= What the task asks =
Each record below must be returned exactly as shown.

= Material provided =
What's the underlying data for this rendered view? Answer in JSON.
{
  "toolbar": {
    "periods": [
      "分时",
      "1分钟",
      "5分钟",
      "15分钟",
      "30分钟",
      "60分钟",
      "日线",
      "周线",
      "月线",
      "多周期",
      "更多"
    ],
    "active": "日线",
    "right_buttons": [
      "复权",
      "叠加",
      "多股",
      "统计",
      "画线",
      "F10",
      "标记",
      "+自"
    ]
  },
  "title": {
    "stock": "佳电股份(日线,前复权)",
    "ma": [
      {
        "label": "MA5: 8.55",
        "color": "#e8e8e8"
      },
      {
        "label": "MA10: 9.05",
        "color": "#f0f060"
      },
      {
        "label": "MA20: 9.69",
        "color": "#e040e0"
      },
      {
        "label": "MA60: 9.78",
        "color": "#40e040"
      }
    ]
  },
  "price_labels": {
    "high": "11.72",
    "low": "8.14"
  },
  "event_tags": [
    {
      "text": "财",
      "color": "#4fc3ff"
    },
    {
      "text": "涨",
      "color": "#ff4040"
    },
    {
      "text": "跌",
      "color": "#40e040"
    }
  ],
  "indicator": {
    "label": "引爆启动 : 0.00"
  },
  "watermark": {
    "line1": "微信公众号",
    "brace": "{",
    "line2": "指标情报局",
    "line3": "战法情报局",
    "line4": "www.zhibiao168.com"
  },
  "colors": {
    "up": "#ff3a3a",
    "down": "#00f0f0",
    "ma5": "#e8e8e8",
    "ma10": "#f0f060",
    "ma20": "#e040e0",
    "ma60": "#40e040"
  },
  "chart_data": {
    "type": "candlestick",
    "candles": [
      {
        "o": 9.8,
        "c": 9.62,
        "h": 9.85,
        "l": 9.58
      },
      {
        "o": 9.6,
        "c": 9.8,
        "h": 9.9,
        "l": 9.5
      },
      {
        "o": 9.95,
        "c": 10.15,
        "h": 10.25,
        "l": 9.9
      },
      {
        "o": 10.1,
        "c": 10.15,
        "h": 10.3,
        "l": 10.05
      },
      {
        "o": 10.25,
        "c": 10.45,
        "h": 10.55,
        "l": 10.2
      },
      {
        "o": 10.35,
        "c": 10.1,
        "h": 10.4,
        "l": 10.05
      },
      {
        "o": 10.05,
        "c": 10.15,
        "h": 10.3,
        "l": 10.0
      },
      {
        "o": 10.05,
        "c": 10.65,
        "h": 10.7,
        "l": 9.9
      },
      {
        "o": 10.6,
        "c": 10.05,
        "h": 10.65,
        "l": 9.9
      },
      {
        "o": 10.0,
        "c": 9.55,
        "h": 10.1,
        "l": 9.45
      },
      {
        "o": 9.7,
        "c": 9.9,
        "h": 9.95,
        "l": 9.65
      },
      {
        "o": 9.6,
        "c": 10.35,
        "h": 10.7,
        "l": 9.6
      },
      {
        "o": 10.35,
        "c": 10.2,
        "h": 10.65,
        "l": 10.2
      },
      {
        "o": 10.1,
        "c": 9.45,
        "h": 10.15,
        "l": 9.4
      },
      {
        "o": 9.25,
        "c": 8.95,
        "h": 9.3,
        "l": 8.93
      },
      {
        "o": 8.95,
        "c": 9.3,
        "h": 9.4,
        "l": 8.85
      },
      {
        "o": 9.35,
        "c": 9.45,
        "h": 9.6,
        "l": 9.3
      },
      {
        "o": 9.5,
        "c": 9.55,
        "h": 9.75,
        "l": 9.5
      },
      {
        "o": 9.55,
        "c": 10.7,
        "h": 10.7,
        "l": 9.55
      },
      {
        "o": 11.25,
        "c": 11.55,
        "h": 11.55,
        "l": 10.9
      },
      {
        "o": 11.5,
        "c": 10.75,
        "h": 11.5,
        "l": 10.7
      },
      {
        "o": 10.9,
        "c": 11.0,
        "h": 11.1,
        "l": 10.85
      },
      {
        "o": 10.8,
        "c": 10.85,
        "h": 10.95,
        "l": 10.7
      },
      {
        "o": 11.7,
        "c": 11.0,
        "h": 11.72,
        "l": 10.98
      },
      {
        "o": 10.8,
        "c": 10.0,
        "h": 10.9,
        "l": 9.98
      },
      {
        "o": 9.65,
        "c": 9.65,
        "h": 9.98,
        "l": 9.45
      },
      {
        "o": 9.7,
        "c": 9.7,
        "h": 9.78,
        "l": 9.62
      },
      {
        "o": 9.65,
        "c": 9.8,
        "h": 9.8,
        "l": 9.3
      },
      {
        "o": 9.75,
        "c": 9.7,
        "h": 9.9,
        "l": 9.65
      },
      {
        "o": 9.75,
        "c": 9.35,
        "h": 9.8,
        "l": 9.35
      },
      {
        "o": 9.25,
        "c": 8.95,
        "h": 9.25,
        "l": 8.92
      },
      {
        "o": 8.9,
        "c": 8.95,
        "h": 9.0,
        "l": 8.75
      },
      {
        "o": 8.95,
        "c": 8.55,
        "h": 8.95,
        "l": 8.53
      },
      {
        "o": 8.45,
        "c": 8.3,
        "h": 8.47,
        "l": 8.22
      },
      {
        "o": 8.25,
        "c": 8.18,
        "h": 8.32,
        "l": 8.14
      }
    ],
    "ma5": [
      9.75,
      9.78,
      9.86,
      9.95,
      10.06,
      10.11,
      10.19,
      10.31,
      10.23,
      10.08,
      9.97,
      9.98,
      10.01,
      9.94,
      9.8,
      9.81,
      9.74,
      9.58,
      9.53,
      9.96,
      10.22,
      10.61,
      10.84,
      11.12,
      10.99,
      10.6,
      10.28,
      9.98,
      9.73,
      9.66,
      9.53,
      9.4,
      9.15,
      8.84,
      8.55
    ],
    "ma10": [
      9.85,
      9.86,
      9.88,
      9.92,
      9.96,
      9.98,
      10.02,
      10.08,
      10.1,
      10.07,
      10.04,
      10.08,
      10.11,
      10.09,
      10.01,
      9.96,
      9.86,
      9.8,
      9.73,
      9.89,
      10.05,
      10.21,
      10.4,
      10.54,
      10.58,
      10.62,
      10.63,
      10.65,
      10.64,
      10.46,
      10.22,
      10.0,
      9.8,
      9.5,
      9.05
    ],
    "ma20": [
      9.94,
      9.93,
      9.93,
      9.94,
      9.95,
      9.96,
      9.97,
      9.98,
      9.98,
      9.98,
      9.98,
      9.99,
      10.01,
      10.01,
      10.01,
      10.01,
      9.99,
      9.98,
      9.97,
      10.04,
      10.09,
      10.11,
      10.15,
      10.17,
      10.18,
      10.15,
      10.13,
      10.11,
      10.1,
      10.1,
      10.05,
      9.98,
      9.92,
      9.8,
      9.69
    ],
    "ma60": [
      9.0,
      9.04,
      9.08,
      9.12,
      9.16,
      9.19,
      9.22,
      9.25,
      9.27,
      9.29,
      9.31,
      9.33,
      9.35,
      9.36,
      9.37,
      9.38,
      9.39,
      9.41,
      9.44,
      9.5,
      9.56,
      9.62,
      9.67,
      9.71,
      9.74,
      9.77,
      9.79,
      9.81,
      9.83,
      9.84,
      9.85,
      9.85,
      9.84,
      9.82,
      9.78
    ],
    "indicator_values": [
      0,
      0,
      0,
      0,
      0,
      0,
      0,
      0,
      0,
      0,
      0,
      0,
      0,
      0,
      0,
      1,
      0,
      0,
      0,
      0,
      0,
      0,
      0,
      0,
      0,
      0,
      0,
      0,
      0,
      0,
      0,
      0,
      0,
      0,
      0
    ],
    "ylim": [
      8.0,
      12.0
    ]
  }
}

= Reply to the task =
What's the underlying data for this rendered view? Answer in JSON.
{
  "toolbar": {
    "periods": [
      "分时",
      "1分钟",
      "5分钟",
      "15分钟",
      "30分钟",
      "60分钟",
      "日线",
      "周线",
      "月线",
      "多周期",
      "更多"
    ],
    "active": "日线",
    "right_buttons": [
      "复权",
      "叠加",
      "多股",
      "统计",
      "画线",
      "F10",
      "标记",
      "+自"
    ]
  },
  "title": {
    "stock": "佳电股份(日线,前复权)",
    "ma": [
      {
        "label": "MA5: 8.55",
        "color": "#e8e8e8"
      },
      {
        "label": "MA10: 9.05",
        "color": "#f0f060"
      },
      {
        "label": "MA20: 9.69",
        "color": "#e040e0"
      },
      {
        "label": "MA60: 9.78",
        "color": "#40e040"
      }
    ]
  },
  "price_labels": {
    "high": "11.72",
    "low": "8.14"
  },
  "event_tags": [
    {
      "text": "财",
      "color": "#4fc3ff"
    },
    {
      "text": "涨",
      "color": "#ff4040"
    },
    {
      "text": "跌",
      "color": "#40e040"
    }
  ],
  "indicator": {
    "label": "引爆启动 : 0.00"
  },
  "watermark": {
    "line1": "微信公众号",
    "brace": "{",
    "line2": "指标情报局",
    "line3": "战法情报局",
    "line4": "www.zhibiao168.com"
  },
  "colors": {
    "up": "#ff3a3a",
    "down": "#00f0f0",
    "ma5": "#e8e8e8",
    "ma10": "#f0f060",
    "ma20": "#e040e0",
    "ma60": "#40e040"
  },
  "chart_data": {
    "type": "candlestick",
    "candles": [
      {
        "o": 9.8,
        "c": 9.62,
        "h": 9.85,
        "l": 9.58
      },
      {
        "o": 9.6,
        "c": 9.8,
        "h": 9.9,
        "l": 9.5
      },
      {
        "o": 9.95,
        "c": 10.15,
        "h": 10.25,
        "l": 9.9
      },
      {
        "o": 10.1,
        "c": 10.15,
        "h": 10.3,
        "l": 10.05
      },
      {
        "o": 10.25,
        "c": 10.45,
        "h": 10.55,
        "l": 10.2
      },
      {
        "o": 10.35,
        "c": 10.1,
        "h": 10.4,
        "l": 10.05
      },
      {
        "o": 10.05,
        "c": 10.15,
        "h": 10.3,
        "l": 10.0
      },
      {
        "o": 10.05,
        "c": 10.65,
        "h": 10.7,
        "l": 9.9
      },
      {
        "o": 10.6,
        "c": 10.05,
        "h": 10.65,
        "l": 9.9
      },
      {
        "o": 10.0,
        "c": 9.55,
        "h": 10.1,
        "l": 9.45
      },
      {
        "o": 9.7,
        "c": 9.9,
        "h": 9.95,
        "l": 9.65
      },
      {
        "o": 9.6,
        "c": 10.35,
        "h": 10.7,
        "l": 9.6
      },
      {
        "o": 10.35,
        "c": 10.2,
        "h": 10.65,
        "l": 10.2
      },
      {
        "o": 10.1,
        "c": 9.45,
        "h": 10.15,
        "l": 9.4
      },
      {
        "o": 9.25,
        "c": 8.95,
        "h": 9.3,
        "l": 8.93
      },
      {
        "o": 8.95,
        "c": 9.3,
        "h": 9.4,
        "l": 8.85
      },
      {
        "o": 9.35,
        "c": 9.45,
        "h": 9.6,
        "l": 9.3
      },
      {
        "o": 9.5,
        "c": 9.55,
        "h": 9.75,
        "l": 9.5
      },
      {
        "o": 9.55,
        "c": 10.7,
        "h": 10.7,
        "l": 9.55
      },
      {
        "o": 11.25,
        "c": 11.55,
        "h": 11.55,
        "l": 10.9
      },
      {
        "o": 11.5,
        "c": 10.75,
        "h": 11.5,
        "l": 10.7
      },
      {
        "o": 10.9,
        "c": 11.0,
        "h": 11.1,
        "l": 10.85
      },
      {
        "o": 10.8,
        "c": 10.85,
        "h": 10.95,
        "l": 10.7
      },
      {
        "o": 11.7,
        "c": 11.0,
        "h": 11.72,
        "l": 10.98
      },
      {
        "o": 10.8,
        "c": 10.0,
        "h": 10.9,
        "l": 9.98
      },
      {
        "o": 9.65,
        "c": 9.65,
        "h": 9.98,
        "l": 9.45
      },
      {
        "o": 9.7,
        "c": 9.7,
        "h": 9.78,
        "l": 9.62
      },
      {
        "o": 9.65,
        "c": 9.8,
        "h": 9.8,
        "l": 9.3
      },
      {
        "o": 9.75,
        "c": 9.7,
        "h": 9.9,
        "l": 9.65
      },
      {
        "o": 9.75,
        "c": 9.35,
        "h": 9.8,
        "l": 9.35
      },
      {
        "o": 9.25,
        "c": 8.95,
        "h": 9.25,
        "l": 8.92
      },
      {
        "o": 8.9,
        "c": 8.95,
        "h": 9.0,
        "l": 8.75
      },
      {
        "o": 8.95,
        "c": 8.55,
        "h": 8.95,
        "l": 8.53
      },
      {
        "o": 8.45,
        "c": 8.3,
        "h": 8.47,
        "l": 8.22
      },
      {
        "o": 8.25,
        "c": 8.18,
        "h": 8.32,
        "l": 8.14
      }
    ],
    "ma5": [
      9.75,
      9.78,
      9.86,
      9.95,
      10.06,
      10.11,
      10.19,
      10.31,
      10.23,
      10.08,
      9.97,
      9.98,
      10.01,
      9.94,
      9.8,
      9.81,
      9.74,
      9.58,
      9.53,
      9.96,
      10.22,
      10.61,
      10.84,
      11.12,
      10.99,
      10.6,
      10.28,
      9.98,
      9.73,
      9.66,
      9.53,
      9.4,
      9.15,
      8.84,
      8.55
    ],
    "ma10": [
      9.85,
      9.86,
      9.88,
      9.92,
      9.96,
      9.98,
      10.02,
      10.08,
      10.1,
      10.07,
      10.04,
      10.08,
      10.11,
      10.09,
      10.01,
      9.96,
      9.86,
      9.8,
      9.73,
      9.89,
      10.05,
      10.21,
      10.4,
      10.54,
      10.58,
      10.62,
      10.63,
      10.65,
      10.64,
      10.46,
      10.22,
      10.0,
      9.8,
      9.5,
      9.05
    ],
    "ma20": [
      9.94,
      9.93,
      9.93,
      9.94,
      9.95,
      9.96,
      9.97,
      9.98,
      9.98,
      9.98,
      9.98,
      9.99,
      10.01,
      10.01,
      10.01,
      10.01,
      9.99,
      9.98,
      9.97,
      10.04,
      10.09,
      10.11,
      10.15,
      10.17,
      10.18,
      10.15,
      10.13,
      10.11,
      10.1,
      10.1,
      10.05,
      9.98,
      9.92,
      9.8,
      9.69
    ],
    "ma60": [
      9.0,
      9.04,
      9.08,
      9.12,
      9.16,
      9.19,
      9.22,
      9.25,
      9.27,
      9.29,
      9.31,
      9.33,
      9.35,
      9.36,
      9.37,
      9.38,
      9.39,
      9.41,
      9.44,
      9.5,
      9.56,
      9.62,
      9.67,
      9.71,
      9.74,
      9.77,
      9.79,
      9.81,
      9.83,
      9.84,
      9.85,
      9.85,
      9.84,
      9.82,
      9.78
    ],
    "indicator_values": [
      0,
      0,
      0,
      0,
      0,
      0,
      0,
      0,
      0,
      0,
      0,
      0,
      0,
      0,
      0,
      1,
      0,
      0,
      0,
      0,
      0,
      0,
      0,
      0,
      0,
      0,
      0,
      0,
      0,
      0,
      0,
      0,
      0,
      0,
      0
    ],
    "ylim": [
      8.0,
      12.0
    ]
  }
}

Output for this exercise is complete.